Requirements:
Every line from the one containing "Read out every word on this page." through the end of the listing below must be given again exactly, and nothing else; exclude pictures.
======
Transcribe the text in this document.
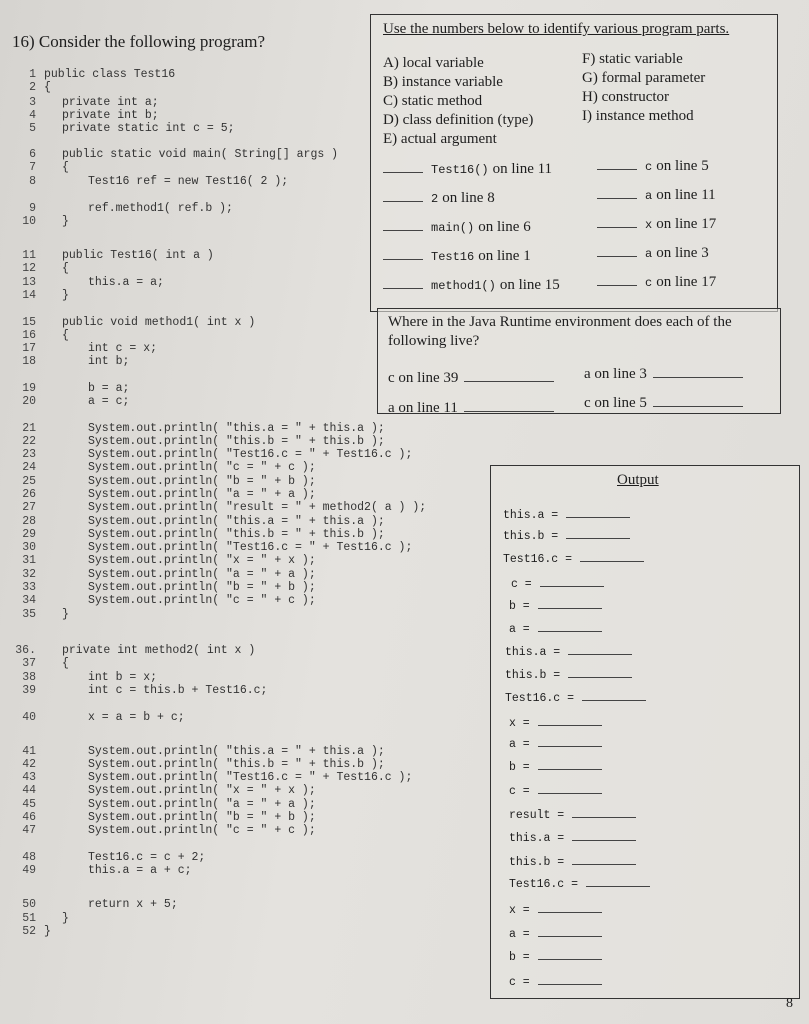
16) Consider the following program?
1 public class Test16
2 {
3 private int a;
4 private int b;
5 private static int c = 5;
6 public static void main( String[] args )
7 {
8	Test16 ref = new Test16( 2 );
9	ref.method1( ref.b );
10 }
11 public Test16( int a )
12 {
13	this.a = a;
14 }
15 public void method1( int x )
16 {
17	int c = x;
18	int b;
19	b = a;
20	a = c;
21	System.out.println( "this.a = " + this.a );
22	System.out.println( "this.b = " + this.b );
23	System.out.println( "Test16.c = " + Test16.c );
24	System.out.println( "c = " + c );
25	System.out.println( "b = " + b );
26	System.out.println( "a = " + a );
27	System.out.println( "result = " + method2( a ) );
28	System.out.println( "this.a = " + this.a );
29	System.out.println( "this.b = " + this.b );
30	System.out.println( "Test16.c = " + Test16.c );
31	System.out.println( "x = " + x );
32	System.out.println( "a = " + a );
33	System.out.println( "b = " + b );
34	System.out.println( "c = " + c );
35 }
36. private int method2( int x )
37 {
38	int b = x;
39	int c = this.b + Test16.c;
40	x = a = b + c;
41	System.out.println( "this.a = " + this.a );
42	System.out.println( "this.b = " + this.b );
43	System.out.println( "Test16.c = " + Test16.c );
44	System.out.println( "x = " + x );
45	System.out.println( "a = " + a );
46	System.out.println( "b = " + b );
47	System.out.println( "c = " + c );
48	Test16.c = c + 2;
49	this.a = a + c;
50	return x + 5;
51 }
52 }
Use the numbers below to identify various program parts.
A) local variable
B) instance variable
C) static method
D) class definition (type)
E) actual argument
F) static variable
G) formal parameter
H) constructor
I) instance method
Test16() on line 11
2 on line 8
main() on line 6
Test16 on line 1
method1() on line 15
c on line 5
a on line 11
x on line 17
a on line 3
c on line 17
Where in the Java Runtime environment does each of the following live?
c on line 39	a on line 3
a on line 11	c on line 5
Output
this.a =
this.b =
Test16.c =
c =
b =
a =
this.a =
this.b =
Test16.c =
x =
a =
b =
c =
result =
this.a =
this.b =
Test16.c =
x =
a =
b =
c =
8
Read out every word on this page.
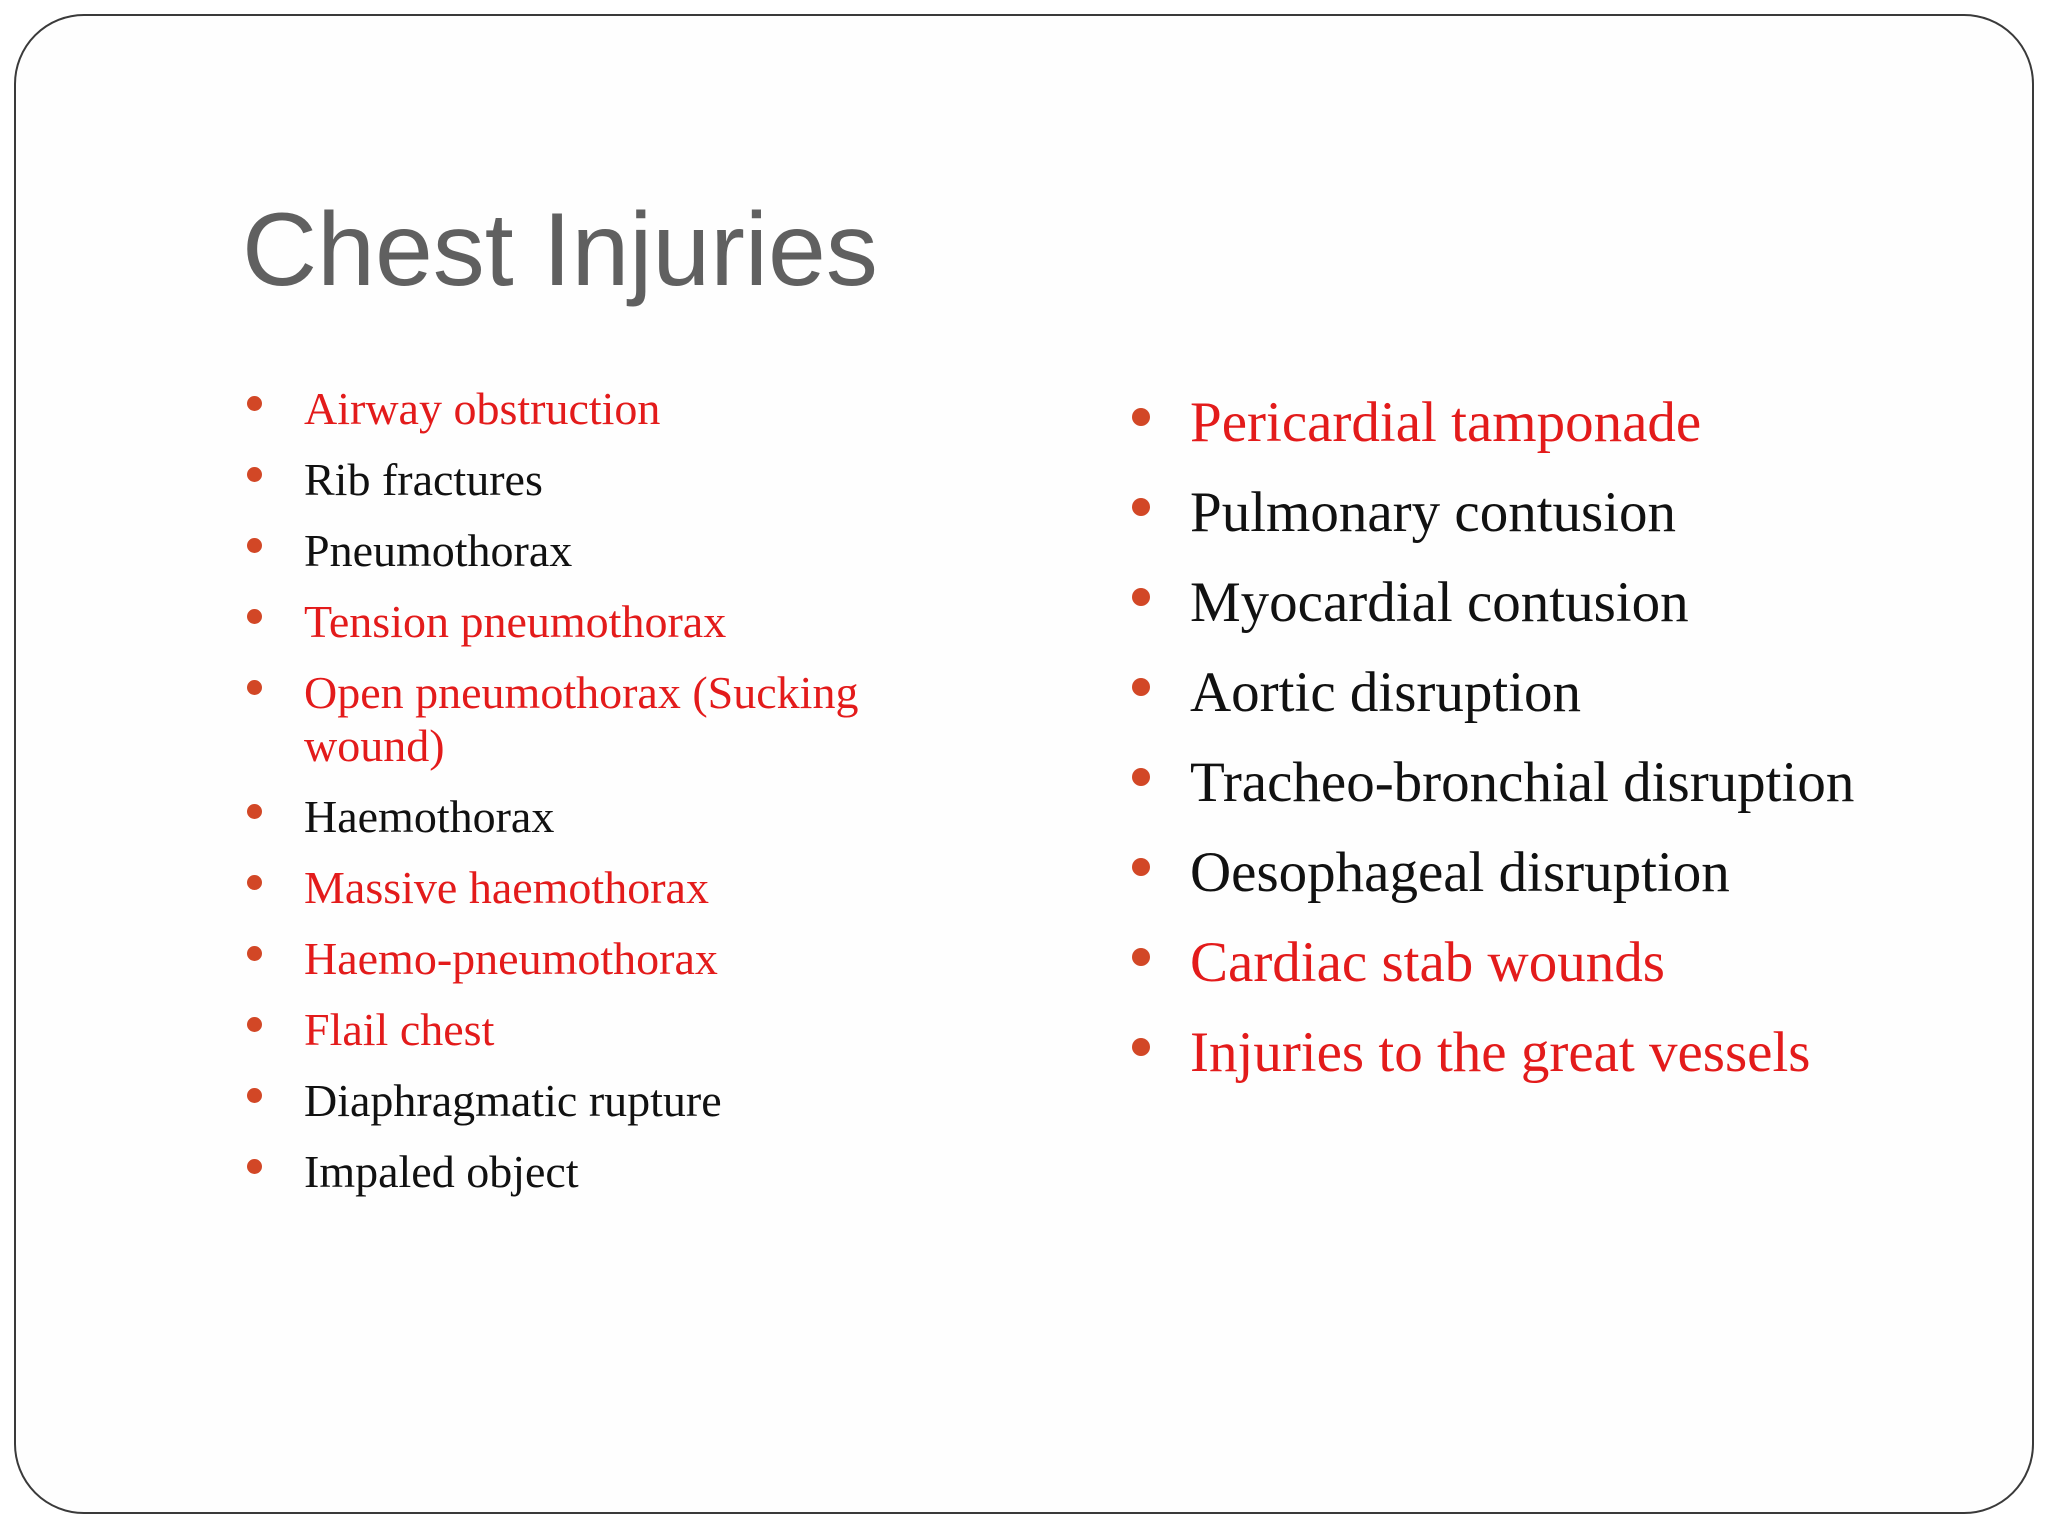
Chest Injuries
Airway obstruction
Rib fractures
Pneumothorax
Tension pneumothorax
Open pneumothorax (Sucking wound)
Haemothorax
Massive haemothorax
Haemo-pneumothorax
Flail chest
Diaphragmatic rupture
Impaled object
Pericardial tamponade
Pulmonary contusion
Myocardial contusion
Aortic disruption
Tracheo-bronchial disruption
Oesophageal disruption
Cardiac stab wounds
Injuries to the great vessels
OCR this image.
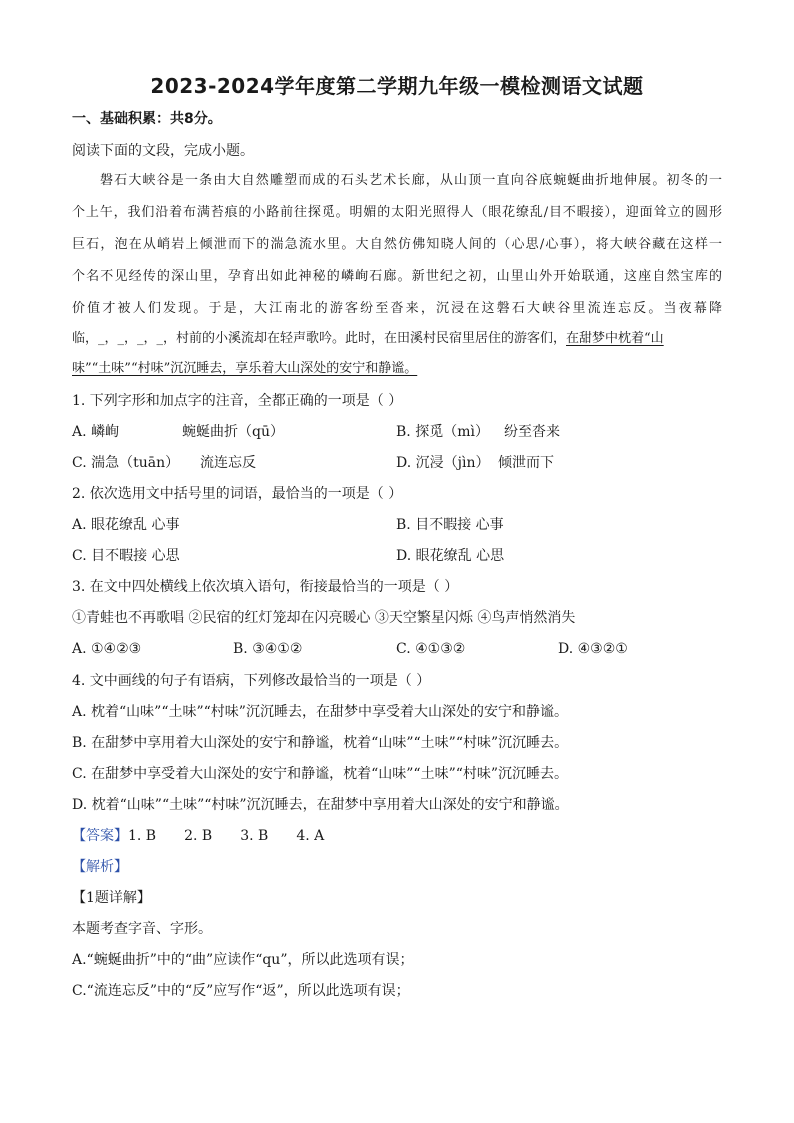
2023-2024学年度第二学期九年级一模检测语文试题
一、基础积累：共8分。
阅读下面的文段，完成小题。
磐石大峡谷是一条由大自然雕塑而成的石头艺术长廊，从山顶一直向谷底蜿蜒曲折地伸展。初冬的一
个上午，我们沿着布满苔痕的小路前往探觅。明媚的太阳光照得人（眼花缭乱/目不暇接），迎面耸立的圆形
巨石，泡在从峭岩上倾泄而下的湍急流水里。大自然仿佛知晓人间的（心思/心事），将大峡谷藏在这样一
个名不见经传的深山里，孕育出如此神秘的嶙峋石廊。新世纪之初，山里山外开始联通，这座自然宝库的
价值才被人们发现。于是，大江南北的游客纷至沓来，沉浸在这磐石大峡谷里流连忘反。当夜幕降
临，_，_，_，_，村前的小溪流却在轻声歌吟。此时，在田溪村民宿里居住的游客们，在甜梦中枕着“山
味”“土味”“村味”沉沉睡去，享乐着大山深处的安宁和静谧。
1. 下列字形和加点字的注音，全都正确的一项是（ ）
A. 嶙峋	蜿蜒曲折（qū）	B. 探觅（mì） 纷至沓来
C. 湍急（tuān） 流连忘反	D. 沉浸（jìn） 倾泄而下
2. 依次选用文中括号里的词语，最恰当的一项是（ ）
A. 眼花缭乱 心事	B. 目不暇接 心事
C. 目不暇接 心思	D. 眼花缭乱 心思
3. 在文中四处横线上依次填入语句，衔接最恰当的一项是（ ）
①青蛙也不再歌唱 ②民宿的红灯笼却在闪亮暖心 ③天空繁星闪烁 ④鸟声悄然消失
A. ①④②③	B. ③④①②	C. ④①③②	D. ④③②①
4. 文中画线的句子有语病，下列修改最恰当的一项是（ ）
A. 枕着“山味”“土味”“村味”沉沉睡去，在甜梦中享受着大山深处的安宁和静谧。
B. 在甜梦中享用着大山深处的安宁和静谧，枕着“山味”“土味”“村味”沉沉睡去。
C. 在甜梦中享受着大山深处的安宁和静谧，枕着“山味”“土味”“村味”沉沉睡去。
D. 枕着“山味”“土味”“村味”沉沉睡去，在甜梦中享用着大山深处的安宁和静谧。
【答案】1. B 2. B 3. B 4. A
【解析】
【1题详解】
本题考查字音、字形。
A.“蜿蜒曲折”中的“曲”应读作“qu”，所以此选项有误；
C.“流连忘反”中的“反”应写作“返”，所以此选项有误；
======
Solution for this task:
Read out every word on this page.
Chest Injuries
Airway obstruction
Rib fractures
Pneumothorax
Tension pneumothorax
Open pneumothorax (Sucking wound)
Haemothorax
Massive haemothorax
Haemo-pneumothorax
Flail chest
Diaphragmatic rupture
Impaled object
Pericardial tamponade
Pulmonary contusion
Myocardial contusion
Aortic disruption
Tracheo-bronchial disruption
Oesophageal disruption
Cardiac stab wounds
Injuries to the great vessels
OCR this image.
2023-2024学年度第二学期九年级一模检测语文试题
一、基础积累：共8分。
阅读下面的文段，完成小题。
磐石大峡谷是一条由大自然雕塑而成的石头艺术长廊，从山顶一直向谷底蜿蜒曲折地伸展。初冬的一
个上午，我们沿着布满苔痕的小路前往探觅。明媚的太阳光照得人（眼花缭乱/目不暇接），迎面耸立的圆形
巨石，泡在从峭岩上倾泄而下的湍急流水里。大自然仿佛知晓人间的（心思/心事），将大峡谷藏在这样一
个名不见经传的深山里，孕育出如此神秘的嶙峋石廊。新世纪之初，山里山外开始联通，这座自然宝库的
价值才被人们发现。于是，大江南北的游客纷至沓来，沉浸在这磐石大峡谷里流连忘反。当夜幕降
临，_，_，_，_，村前的小溪流却在轻声歌吟。此时，在田溪村民宿里居住的游客们，在甜梦中枕着“山
味”“土味”“村味”沉沉睡去，享乐着大山深处的安宁和静谧。
1. 下列字形和加点字的注音，全都正确的一项是（ ）
A. 嶙峋	蜿蜒曲折（qū）	B. 探觅（mì） 纷至沓来
C. 湍急（tuān） 流连忘反	D. 沉浸（jìn） 倾泄而下
2. 依次选用文中括号里的词语，最恰当的一项是（ ）
A. 眼花缭乱 心事	B. 目不暇接 心事
C. 目不暇接 心思	D. 眼花缭乱 心思
3. 在文中四处横线上依次填入语句，衔接最恰当的一项是（ ）
①青蛙也不再歌唱 ②民宿的红灯笼却在闪亮暖心 ③天空繁星闪烁 ④鸟声悄然消失
A. ①④②③	B. ③④①②	C. ④①③②	D. ④③②①
4. 文中画线的句子有语病，下列修改最恰当的一项是（ ）
A. 枕着“山味”“土味”“村味”沉沉睡去，在甜梦中享受着大山深处的安宁和静谧。
B. 在甜梦中享用着大山深处的安宁和静谧，枕着“山味”“土味”“村味”沉沉睡去。
C. 在甜梦中享受着大山深处的安宁和静谧，枕着“山味”“土味”“村味”沉沉睡去。
D. 枕着“山味”“土味”“村味”沉沉睡去，在甜梦中享用着大山深处的安宁和静谧。
【答案】1. B 2. B 3. B 4. A
【解析】
【1题详解】
本题考查字音、字形。
A.“蜿蜒曲折”中的“曲”应读作“qu”，所以此选项有误；
C.“流连忘反”中的“反”应写作“返”，所以此选项有误；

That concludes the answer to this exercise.